QUOTED PASSAGE:
§
Published May 24, 2021 © GPL3+

LED Whack-A-Mole V2

Imagine you are sitting at your workbench, satisfied, playing a game you made yourself. That's what this project shows you how to do.

BeginnerFull instructions provided1,010

Things used in this project

Hardware components

Arduino UNO

Analog joystick (Generic)

Breadboard (generic)

Resistor 220 ohm

High Brightness LED, White

5 mm LED: Red

5 mm LED: Green

5 mm LED: Yellow

Male/Female Jumper Wires

Jumper wires (generic)

Software apps and online services

Arduino IDE

Story

HISTORY

I was looking for things to make with an arduino, and I stumbled across this project by author courtlandjensen. I followed the steps listed in the article, and made an LED whack-a-mole game.

However, the code required that the joystick be pressed all the way to one of the sides, and that wasn't suitable for me. So I edited the code, did the math, and made it so that you have to be in the top/bottom/left/right 3/8ths of the full motion path to trigger a location.

This worked great, but I still wasn't satisfied.

So I added a function that turns all of the lights on for 1 second then kills the program. I then connected that to the incorrect choice code, added detection and fail counting, and made it so if you fail 3 times in a row, you lose.
§
MATERIAL SHOWN:
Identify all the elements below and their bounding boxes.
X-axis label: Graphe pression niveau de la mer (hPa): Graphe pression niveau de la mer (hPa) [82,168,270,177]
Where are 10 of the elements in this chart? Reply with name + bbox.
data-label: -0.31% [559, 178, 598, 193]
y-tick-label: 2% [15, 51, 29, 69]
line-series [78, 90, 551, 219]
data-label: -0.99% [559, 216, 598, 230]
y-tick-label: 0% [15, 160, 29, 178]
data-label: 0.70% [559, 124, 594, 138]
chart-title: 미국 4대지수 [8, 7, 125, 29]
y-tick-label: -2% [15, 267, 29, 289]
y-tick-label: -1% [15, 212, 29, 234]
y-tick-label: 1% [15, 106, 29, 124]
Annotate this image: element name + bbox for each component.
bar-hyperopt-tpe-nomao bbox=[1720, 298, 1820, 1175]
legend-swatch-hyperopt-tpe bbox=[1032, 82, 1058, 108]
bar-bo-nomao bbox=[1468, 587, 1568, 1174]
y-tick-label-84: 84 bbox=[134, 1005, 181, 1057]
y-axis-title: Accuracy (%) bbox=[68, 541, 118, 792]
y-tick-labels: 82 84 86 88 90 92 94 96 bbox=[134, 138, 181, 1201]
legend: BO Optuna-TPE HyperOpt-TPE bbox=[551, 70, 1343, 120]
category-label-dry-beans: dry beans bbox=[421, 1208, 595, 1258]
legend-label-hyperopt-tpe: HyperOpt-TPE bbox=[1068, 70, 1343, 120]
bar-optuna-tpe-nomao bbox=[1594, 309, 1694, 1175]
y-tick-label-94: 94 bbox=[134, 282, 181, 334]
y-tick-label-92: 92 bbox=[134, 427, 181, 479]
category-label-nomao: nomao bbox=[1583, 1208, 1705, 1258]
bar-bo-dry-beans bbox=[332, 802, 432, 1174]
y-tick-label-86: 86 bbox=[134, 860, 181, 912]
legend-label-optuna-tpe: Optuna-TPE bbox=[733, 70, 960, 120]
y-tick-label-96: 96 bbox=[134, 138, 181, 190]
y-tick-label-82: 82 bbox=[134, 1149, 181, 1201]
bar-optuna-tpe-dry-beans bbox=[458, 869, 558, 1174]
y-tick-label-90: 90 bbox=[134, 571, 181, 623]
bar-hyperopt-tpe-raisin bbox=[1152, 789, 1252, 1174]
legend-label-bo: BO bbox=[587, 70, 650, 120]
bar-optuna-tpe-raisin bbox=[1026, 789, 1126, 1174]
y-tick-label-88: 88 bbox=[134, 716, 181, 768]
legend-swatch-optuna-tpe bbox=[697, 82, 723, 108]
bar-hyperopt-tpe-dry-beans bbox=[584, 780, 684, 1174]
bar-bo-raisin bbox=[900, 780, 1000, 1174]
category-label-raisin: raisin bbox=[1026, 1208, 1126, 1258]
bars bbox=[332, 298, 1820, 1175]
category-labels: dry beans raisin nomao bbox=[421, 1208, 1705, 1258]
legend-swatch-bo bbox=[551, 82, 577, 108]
§
AIM:
In the LED whack-a-mole write-up, how many failures in a row make the player lose?

FULL SOLUTION:
Three failures in a row.